* [Written instruction] Write the material out again exactly as it stands.

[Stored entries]
• • • • •

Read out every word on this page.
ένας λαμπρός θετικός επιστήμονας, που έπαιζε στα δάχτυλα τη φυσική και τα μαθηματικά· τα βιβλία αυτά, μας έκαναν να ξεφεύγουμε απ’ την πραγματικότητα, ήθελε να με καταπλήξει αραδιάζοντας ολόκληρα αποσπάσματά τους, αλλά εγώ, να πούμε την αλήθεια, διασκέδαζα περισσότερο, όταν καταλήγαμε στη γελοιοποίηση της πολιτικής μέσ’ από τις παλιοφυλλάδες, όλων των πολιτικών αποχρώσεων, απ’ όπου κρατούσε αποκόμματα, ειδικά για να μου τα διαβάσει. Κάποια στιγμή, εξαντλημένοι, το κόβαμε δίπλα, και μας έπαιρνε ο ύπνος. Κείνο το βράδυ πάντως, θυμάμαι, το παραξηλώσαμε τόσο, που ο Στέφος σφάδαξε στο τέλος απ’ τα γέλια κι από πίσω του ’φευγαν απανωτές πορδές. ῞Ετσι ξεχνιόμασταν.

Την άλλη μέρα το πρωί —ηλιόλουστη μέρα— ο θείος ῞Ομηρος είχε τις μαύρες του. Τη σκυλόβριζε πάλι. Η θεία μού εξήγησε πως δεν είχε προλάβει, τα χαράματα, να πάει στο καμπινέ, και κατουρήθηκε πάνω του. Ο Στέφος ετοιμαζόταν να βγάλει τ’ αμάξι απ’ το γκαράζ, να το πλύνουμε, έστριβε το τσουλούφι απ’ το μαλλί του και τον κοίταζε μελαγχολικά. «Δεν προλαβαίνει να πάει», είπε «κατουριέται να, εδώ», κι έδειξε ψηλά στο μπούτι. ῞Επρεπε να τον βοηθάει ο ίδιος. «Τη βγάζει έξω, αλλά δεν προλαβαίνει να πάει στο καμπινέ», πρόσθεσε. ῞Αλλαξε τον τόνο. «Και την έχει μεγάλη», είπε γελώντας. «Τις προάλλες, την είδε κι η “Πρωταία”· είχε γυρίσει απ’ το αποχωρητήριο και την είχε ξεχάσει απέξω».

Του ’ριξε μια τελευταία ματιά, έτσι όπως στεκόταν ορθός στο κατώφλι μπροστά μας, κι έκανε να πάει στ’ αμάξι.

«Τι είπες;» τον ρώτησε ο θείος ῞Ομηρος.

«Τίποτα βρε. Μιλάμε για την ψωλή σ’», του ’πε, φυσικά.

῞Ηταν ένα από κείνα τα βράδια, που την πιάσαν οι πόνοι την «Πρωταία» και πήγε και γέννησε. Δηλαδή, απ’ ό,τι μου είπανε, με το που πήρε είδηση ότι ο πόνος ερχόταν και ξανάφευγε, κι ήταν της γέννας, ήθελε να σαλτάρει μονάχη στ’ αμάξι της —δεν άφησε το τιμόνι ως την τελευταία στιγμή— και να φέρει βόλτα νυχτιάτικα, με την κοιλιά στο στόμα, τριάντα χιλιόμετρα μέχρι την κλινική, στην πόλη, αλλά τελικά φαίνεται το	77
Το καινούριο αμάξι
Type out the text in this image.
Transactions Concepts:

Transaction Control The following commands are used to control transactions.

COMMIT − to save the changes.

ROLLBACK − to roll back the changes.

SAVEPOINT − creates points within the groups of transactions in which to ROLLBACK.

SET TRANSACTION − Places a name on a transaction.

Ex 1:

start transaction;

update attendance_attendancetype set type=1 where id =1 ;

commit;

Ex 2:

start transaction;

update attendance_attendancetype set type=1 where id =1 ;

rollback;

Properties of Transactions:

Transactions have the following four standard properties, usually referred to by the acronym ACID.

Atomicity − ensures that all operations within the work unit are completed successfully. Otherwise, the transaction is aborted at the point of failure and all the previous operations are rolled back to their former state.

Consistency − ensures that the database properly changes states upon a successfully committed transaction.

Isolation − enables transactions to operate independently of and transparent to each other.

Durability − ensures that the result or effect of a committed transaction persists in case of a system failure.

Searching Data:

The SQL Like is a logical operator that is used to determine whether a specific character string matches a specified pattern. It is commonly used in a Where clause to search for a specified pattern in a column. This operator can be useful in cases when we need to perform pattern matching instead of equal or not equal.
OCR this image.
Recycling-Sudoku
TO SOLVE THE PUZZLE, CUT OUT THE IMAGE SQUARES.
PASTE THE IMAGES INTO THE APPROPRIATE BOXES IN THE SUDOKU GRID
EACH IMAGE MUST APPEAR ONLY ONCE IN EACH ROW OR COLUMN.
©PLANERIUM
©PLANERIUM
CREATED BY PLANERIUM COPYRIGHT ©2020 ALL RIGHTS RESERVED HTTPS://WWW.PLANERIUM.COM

• • • • •

* [Task output]
Read out every word on this page.
ένας λαμπρός θετικός επιστήμονας, που έπαιζε στα δάχτυλα τη φυσική και τα μαθηματικά· τα βιβλία αυτά, μας έκαναν να ξεφεύγουμε απ’ την πραγματικότητα, ήθελε να με καταπλήξει αραδιάζοντας ολόκληρα αποσπάσματά τους, αλλά εγώ, να πούμε την αλήθεια, διασκέδαζα περισσότερο, όταν καταλήγαμε στη γελοιοποίηση της πολιτικής μέσ’ από τις παλιοφυλλάδες, όλων των πολιτικών αποχρώσεων, απ’ όπου κρατούσε αποκόμματα, ειδικά για να μου τα διαβάσει. Κάποια στιγμή, εξαντλημένοι, το κόβαμε δίπλα, και μας έπαιρνε ο ύπνος. Κείνο το βράδυ πάντως, θυμάμαι, το παραξηλώσαμε τόσο, που ο Στέφος σφάδαξε στο τέλος απ’ τα γέλια κι από πίσω του ’φευγαν απανωτές πορδές. ῞Ετσι ξεχνιόμασταν.

Την άλλη μέρα το πρωί —ηλιόλουστη μέρα— ο θείος ῞Ομηρος είχε τις μαύρες του. Τη σκυλόβριζε πάλι. Η θεία μού εξήγησε πως δεν είχε προλάβει, τα χαράματα, να πάει στο καμπινέ, και κατουρήθηκε πάνω του. Ο Στέφος ετοιμαζόταν να βγάλει τ’ αμάξι απ’ το γκαράζ, να το πλύνουμε, έστριβε το τσουλούφι απ’ το μαλλί του και τον κοίταζε μελαγχολικά. «Δεν προλαβαίνει να πάει», είπε «κατουριέται να, εδώ», κι έδειξε ψηλά στο μπούτι. ῞Επρεπε να τον βοηθάει ο ίδιος. «Τη βγάζει έξω, αλλά δεν προλαβαίνει να πάει στο καμπινέ», πρόσθεσε. ῞Αλλαξε τον τόνο. «Και την έχει μεγάλη», είπε γελώντας. «Τις προάλλες, την είδε κι η “Πρωταία”· είχε γυρίσει απ’ το αποχωρητήριο και την είχε ξεχάσει απέξω».

Του ’ριξε μια τελευταία ματιά, έτσι όπως στεκόταν ορθός στο κατώφλι μπροστά μας, κι έκανε να πάει στ’ αμάξι.

«Τι είπες;» τον ρώτησε ο θείος ῞Ομηρος.

«Τίποτα βρε. Μιλάμε για την ψωλή σ’», του ’πε, φυσικά.

῞Ηταν ένα από κείνα τα βράδια, που την πιάσαν οι πόνοι την «Πρωταία» και πήγε και γέννησε. Δηλαδή, απ’ ό,τι μου είπανε, με το που πήρε είδηση ότι ο πόνος ερχόταν και ξανάφευγε, κι ήταν της γέννας, ήθελε να σαλτάρει μονάχη στ’ αμάξι της —δεν άφησε το τιμόνι ως την τελευταία στιγμή— και να φέρει βόλτα νυχτιάτικα, με την κοιλιά στο στόμα, τριάντα χιλιόμετρα μέχρι την κλινική, στην πόλη, αλλά τελικά φαίνεται το	77
Το καινούριο αμάξι
Type out the text in this image.
Transactions Concepts:

Transaction Control The following commands are used to control transactions.

COMMIT − to save the changes.

ROLLBACK − to roll back the changes.

SAVEPOINT − creates points within the groups of transactions in which to ROLLBACK.

SET TRANSACTION − Places a name on a transaction.

Ex 1:

start transaction;

update attendance_attendancetype set type=1 where id =1 ;

commit;

Ex 2:

start transaction;

update attendance_attendancetype set type=1 where id =1 ;

rollback;

Properties of Transactions:

Transactions have the following four standard properties, usually referred to by the acronym ACID.

Atomicity − ensures that all operations within the work unit are completed successfully. Otherwise, the transaction is aborted at the point of failure and all the previous operations are rolled back to their former state.

Consistency − ensures that the database properly changes states upon a successfully committed transaction.

Isolation − enables transactions to operate independently of and transparent to each other.

Durability − ensures that the result or effect of a committed transaction persists in case of a system failure.

Searching Data:

The SQL Like is a logical operator that is used to determine whether a specific character string matches a specified pattern. It is commonly used in a Where clause to search for a specified pattern in a column. This operator can be useful in cases when we need to perform pattern matching instead of equal or not equal.
OCR this image.
Recycling-Sudoku
TO SOLVE THE PUZZLE, CUT OUT THE IMAGE SQUARES.
PASTE THE IMAGES INTO THE APPROPRIATE BOXES IN THE SUDOKU GRID
EACH IMAGE MUST APPEAR ONLY ONCE IN EACH ROW OR COLUMN.
©PLANERIUM
©PLANERIUM
CREATED BY PLANERIUM COPYRIGHT ©2020 ALL RIGHTS RESERVED HTTPS://WWW.PLANERIUM.COM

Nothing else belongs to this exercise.